Below is a block of records. Copy every line in it that contains the word "chart".

> Entries provided:

=-=-=

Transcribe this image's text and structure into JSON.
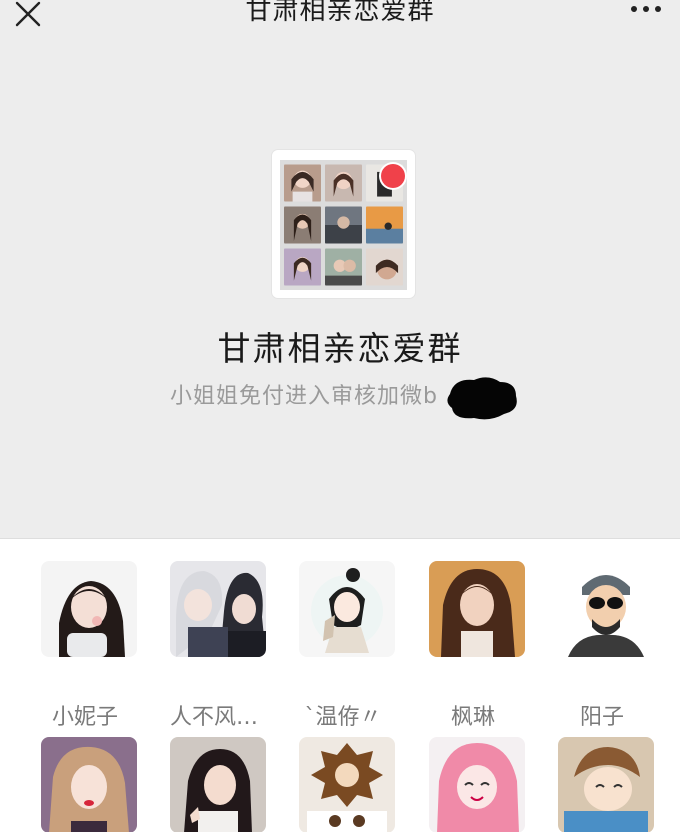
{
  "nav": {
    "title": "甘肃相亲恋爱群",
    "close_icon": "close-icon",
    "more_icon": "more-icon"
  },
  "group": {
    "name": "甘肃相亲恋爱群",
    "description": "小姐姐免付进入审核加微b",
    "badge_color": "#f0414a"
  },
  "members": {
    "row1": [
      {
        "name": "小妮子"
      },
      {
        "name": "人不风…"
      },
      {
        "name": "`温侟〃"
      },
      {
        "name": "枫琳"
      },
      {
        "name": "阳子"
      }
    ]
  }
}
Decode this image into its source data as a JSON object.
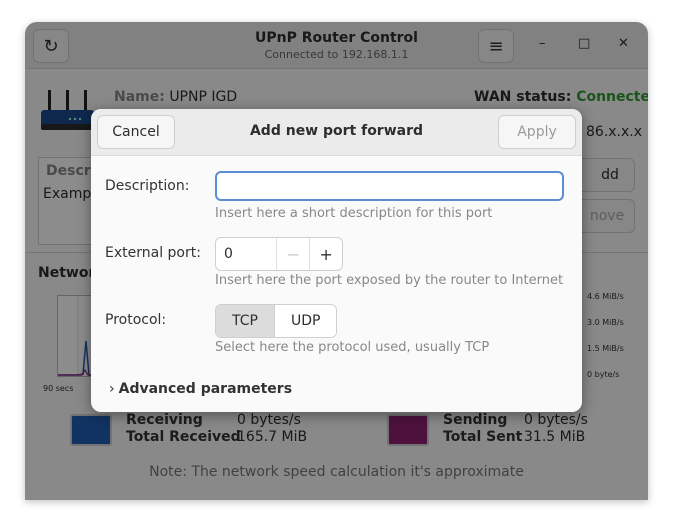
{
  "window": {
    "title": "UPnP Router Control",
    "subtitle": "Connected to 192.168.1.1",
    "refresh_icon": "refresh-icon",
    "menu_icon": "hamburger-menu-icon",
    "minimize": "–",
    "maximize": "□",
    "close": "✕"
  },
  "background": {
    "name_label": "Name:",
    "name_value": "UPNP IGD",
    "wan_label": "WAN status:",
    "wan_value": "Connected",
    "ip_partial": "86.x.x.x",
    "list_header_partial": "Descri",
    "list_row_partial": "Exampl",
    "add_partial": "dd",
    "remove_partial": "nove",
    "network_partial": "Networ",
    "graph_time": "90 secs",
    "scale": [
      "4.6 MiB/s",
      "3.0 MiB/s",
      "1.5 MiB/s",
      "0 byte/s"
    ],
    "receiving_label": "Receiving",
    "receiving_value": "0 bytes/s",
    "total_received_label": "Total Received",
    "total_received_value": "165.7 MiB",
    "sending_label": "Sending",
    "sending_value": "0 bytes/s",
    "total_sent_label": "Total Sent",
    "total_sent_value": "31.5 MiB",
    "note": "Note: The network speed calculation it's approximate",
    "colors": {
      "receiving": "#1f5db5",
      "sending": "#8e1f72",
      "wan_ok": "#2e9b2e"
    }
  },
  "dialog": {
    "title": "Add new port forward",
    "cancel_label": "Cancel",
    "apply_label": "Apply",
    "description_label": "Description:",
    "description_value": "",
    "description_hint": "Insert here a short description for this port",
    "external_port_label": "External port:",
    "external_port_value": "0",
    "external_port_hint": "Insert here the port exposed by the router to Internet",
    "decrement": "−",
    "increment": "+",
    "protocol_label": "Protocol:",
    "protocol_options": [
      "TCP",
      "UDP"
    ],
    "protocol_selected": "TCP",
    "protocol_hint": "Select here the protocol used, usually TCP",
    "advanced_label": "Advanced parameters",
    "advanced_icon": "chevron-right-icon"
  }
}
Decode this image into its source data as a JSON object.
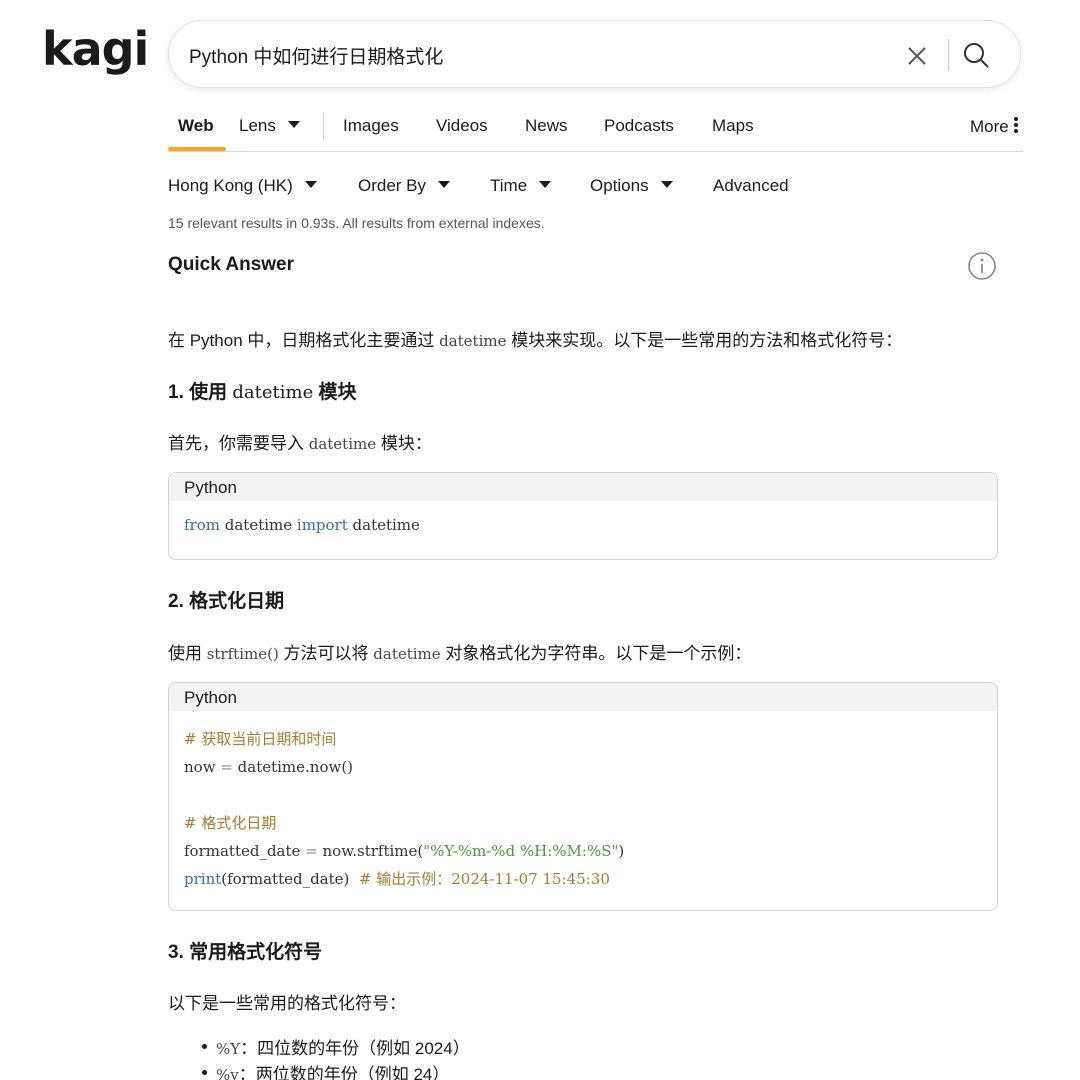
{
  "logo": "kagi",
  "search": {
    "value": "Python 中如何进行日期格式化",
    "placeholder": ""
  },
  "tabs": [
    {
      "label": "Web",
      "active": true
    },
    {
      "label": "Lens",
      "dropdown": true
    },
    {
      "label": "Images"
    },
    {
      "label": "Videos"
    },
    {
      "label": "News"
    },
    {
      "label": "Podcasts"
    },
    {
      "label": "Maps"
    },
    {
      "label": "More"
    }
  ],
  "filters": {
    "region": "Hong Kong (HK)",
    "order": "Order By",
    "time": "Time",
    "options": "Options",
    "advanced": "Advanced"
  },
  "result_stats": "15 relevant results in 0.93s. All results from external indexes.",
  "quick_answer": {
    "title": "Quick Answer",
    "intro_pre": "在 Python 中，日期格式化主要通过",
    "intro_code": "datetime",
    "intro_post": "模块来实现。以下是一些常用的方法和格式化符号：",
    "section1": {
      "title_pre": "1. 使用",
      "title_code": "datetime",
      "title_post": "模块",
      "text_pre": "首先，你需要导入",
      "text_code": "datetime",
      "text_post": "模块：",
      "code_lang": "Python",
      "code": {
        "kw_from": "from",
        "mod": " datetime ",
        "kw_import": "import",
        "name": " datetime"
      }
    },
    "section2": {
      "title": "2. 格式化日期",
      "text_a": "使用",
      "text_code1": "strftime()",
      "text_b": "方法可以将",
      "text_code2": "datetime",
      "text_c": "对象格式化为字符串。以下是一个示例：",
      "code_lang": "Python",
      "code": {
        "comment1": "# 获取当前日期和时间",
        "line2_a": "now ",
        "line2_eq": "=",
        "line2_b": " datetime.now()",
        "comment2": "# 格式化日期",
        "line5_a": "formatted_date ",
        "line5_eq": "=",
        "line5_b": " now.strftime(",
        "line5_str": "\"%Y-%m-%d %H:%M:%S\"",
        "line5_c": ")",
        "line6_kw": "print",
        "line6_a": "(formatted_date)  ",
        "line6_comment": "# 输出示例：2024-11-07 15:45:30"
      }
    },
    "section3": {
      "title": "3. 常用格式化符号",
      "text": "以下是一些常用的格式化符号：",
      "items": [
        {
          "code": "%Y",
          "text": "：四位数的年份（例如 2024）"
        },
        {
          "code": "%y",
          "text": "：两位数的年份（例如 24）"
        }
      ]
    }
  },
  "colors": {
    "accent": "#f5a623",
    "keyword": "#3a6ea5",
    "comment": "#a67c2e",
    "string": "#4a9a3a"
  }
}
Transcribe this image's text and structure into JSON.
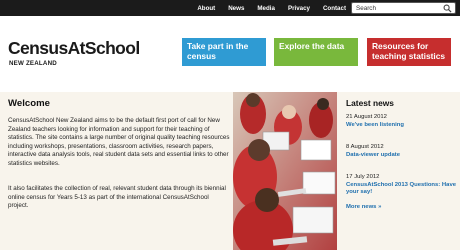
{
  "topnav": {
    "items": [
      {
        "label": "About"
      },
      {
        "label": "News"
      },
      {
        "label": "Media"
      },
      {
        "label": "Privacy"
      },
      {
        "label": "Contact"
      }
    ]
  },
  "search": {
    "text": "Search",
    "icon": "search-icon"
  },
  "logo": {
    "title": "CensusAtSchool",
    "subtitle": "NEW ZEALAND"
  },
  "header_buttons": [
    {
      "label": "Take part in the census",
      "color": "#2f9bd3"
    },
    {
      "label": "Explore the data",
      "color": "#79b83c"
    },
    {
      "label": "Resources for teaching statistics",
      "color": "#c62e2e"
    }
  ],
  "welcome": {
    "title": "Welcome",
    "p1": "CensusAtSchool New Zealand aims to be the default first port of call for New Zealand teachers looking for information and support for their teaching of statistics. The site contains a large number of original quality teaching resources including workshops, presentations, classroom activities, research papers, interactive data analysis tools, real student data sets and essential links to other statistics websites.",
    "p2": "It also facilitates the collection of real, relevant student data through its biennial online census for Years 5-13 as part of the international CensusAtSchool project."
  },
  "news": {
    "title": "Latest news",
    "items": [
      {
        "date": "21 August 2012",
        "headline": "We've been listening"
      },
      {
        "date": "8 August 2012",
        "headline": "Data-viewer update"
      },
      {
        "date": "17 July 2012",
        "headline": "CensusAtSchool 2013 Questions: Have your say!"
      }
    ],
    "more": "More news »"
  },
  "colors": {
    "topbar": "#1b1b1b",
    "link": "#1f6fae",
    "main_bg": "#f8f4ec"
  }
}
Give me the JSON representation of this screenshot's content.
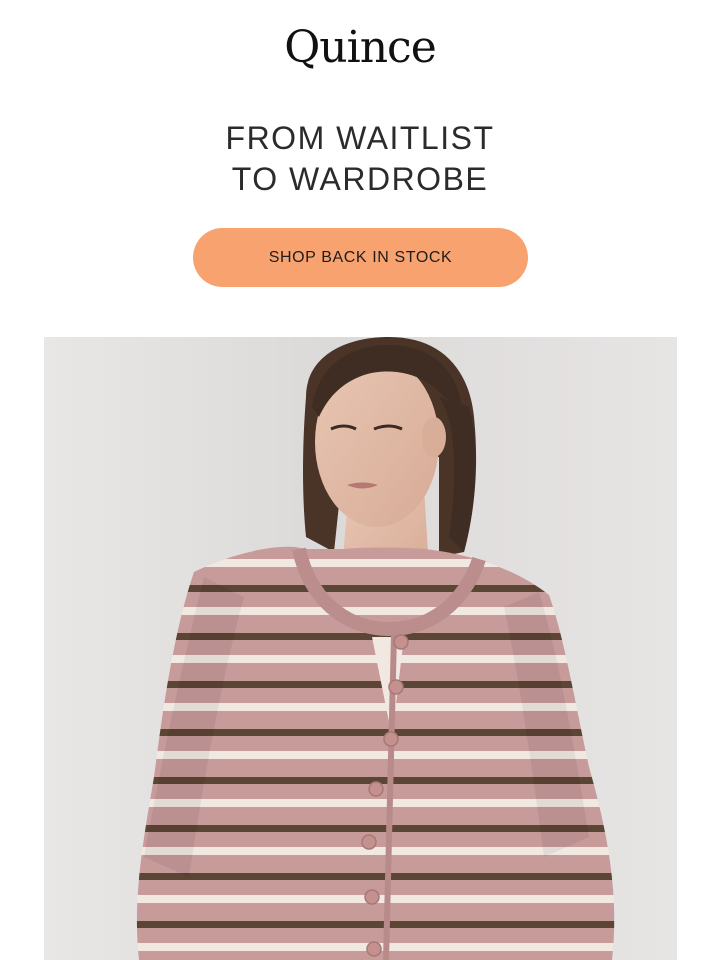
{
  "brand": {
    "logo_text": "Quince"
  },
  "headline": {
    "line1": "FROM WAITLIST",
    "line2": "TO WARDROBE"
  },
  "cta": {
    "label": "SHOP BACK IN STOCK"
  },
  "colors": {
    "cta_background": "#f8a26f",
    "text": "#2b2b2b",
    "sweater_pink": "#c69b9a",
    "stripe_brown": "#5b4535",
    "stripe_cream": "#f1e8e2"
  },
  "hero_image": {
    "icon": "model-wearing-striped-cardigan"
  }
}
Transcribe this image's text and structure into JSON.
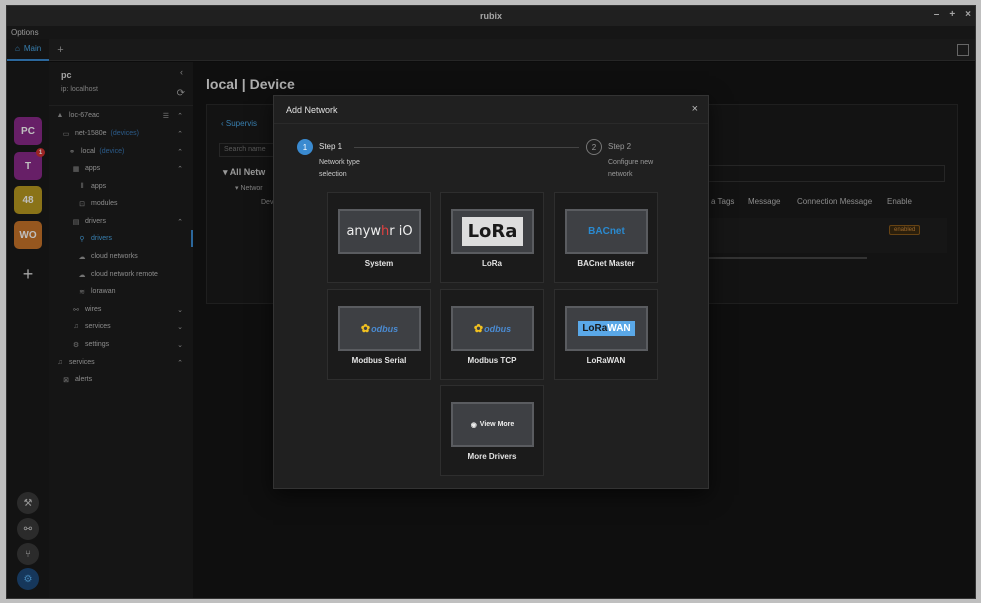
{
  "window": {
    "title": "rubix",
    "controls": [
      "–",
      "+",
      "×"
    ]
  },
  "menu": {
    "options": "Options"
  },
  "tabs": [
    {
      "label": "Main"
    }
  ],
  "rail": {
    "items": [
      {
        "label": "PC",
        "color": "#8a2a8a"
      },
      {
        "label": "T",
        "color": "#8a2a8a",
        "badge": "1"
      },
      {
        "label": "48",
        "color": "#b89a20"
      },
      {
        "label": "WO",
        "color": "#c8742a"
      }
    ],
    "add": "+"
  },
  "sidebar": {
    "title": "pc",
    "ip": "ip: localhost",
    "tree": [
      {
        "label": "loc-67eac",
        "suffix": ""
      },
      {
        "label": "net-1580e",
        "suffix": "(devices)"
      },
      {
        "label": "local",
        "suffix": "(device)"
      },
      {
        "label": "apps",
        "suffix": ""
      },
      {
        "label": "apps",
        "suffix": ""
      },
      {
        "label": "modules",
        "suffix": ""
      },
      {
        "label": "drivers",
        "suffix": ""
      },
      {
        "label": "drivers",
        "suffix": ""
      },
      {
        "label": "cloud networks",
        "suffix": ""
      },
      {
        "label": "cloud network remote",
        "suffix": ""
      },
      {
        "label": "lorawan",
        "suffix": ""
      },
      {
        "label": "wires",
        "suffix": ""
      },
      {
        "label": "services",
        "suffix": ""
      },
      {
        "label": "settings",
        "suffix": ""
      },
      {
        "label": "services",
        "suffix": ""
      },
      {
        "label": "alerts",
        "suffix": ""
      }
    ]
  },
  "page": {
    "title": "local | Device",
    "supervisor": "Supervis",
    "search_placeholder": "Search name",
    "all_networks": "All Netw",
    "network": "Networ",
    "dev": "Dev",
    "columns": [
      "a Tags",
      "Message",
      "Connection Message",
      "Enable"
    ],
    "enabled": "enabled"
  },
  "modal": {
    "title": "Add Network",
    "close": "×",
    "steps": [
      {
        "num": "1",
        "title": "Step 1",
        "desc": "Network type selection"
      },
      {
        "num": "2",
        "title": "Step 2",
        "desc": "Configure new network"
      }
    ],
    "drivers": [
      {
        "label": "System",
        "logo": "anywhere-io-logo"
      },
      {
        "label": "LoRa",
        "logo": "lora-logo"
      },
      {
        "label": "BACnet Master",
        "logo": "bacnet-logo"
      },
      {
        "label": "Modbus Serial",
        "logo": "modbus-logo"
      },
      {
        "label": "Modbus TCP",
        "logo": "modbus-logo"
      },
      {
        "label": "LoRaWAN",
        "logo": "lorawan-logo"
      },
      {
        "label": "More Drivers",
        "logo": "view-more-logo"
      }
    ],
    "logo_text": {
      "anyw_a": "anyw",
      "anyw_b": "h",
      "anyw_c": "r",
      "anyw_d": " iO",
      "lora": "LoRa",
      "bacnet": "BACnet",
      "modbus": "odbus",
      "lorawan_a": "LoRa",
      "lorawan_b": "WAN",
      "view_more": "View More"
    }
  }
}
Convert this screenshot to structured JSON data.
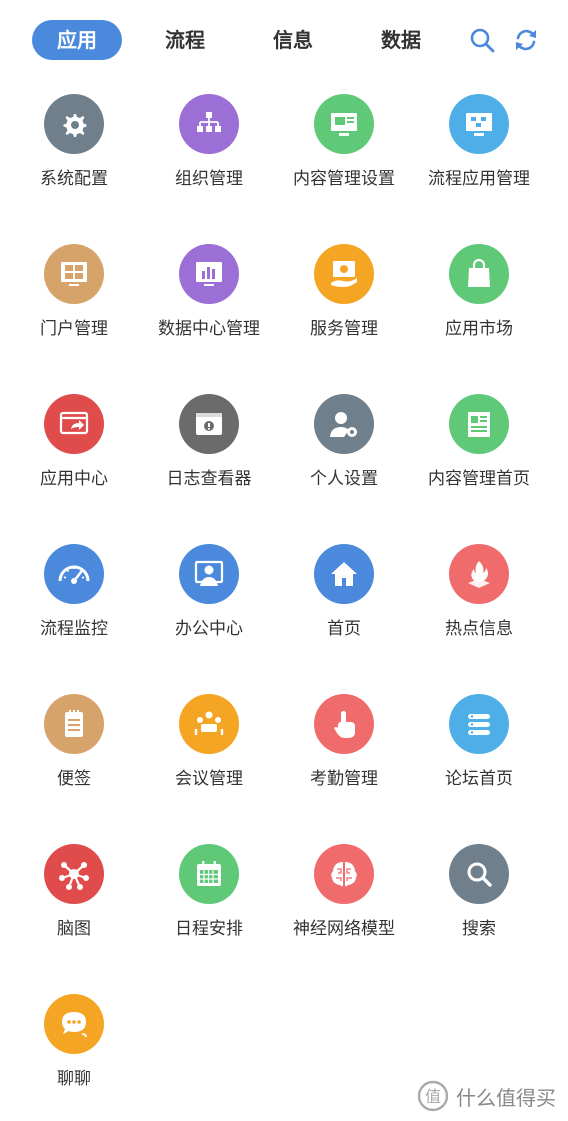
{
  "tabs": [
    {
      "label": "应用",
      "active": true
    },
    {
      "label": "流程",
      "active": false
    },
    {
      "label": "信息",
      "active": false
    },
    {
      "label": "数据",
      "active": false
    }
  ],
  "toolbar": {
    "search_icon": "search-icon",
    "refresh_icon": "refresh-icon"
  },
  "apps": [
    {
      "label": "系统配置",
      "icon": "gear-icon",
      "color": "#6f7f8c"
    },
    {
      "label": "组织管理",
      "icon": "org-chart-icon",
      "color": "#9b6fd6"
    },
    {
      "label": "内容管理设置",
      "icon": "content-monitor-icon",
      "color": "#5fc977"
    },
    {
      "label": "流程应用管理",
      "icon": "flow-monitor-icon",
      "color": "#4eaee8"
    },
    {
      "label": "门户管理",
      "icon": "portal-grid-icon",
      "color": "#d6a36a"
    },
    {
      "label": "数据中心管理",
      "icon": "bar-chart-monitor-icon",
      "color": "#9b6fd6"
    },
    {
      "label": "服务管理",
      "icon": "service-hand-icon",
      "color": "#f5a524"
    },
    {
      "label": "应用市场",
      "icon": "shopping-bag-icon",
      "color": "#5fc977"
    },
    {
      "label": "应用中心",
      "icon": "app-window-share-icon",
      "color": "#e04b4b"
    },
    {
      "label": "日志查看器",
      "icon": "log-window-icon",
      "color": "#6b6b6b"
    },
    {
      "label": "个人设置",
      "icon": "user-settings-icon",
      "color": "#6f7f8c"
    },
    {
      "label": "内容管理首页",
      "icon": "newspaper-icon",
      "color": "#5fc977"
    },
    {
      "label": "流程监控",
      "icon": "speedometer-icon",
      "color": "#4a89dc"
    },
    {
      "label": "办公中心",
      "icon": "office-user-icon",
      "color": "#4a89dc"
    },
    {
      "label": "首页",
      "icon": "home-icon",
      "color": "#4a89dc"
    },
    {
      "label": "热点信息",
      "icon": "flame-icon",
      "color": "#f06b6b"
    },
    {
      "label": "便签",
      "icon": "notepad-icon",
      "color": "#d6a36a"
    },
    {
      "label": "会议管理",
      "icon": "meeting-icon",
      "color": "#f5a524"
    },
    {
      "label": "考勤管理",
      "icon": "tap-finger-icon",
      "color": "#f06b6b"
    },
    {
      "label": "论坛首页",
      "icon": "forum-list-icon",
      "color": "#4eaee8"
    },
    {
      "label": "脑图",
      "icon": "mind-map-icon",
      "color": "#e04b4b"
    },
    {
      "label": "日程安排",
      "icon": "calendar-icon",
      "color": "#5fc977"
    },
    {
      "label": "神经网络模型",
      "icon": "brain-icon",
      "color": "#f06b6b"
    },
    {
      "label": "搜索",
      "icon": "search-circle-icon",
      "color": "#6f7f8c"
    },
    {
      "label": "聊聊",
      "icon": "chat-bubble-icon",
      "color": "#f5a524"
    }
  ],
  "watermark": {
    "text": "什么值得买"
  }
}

=-=-=

> Response:
      "icon": "org-chart-icon",
      "icon": "bar-chart-monitor-icon",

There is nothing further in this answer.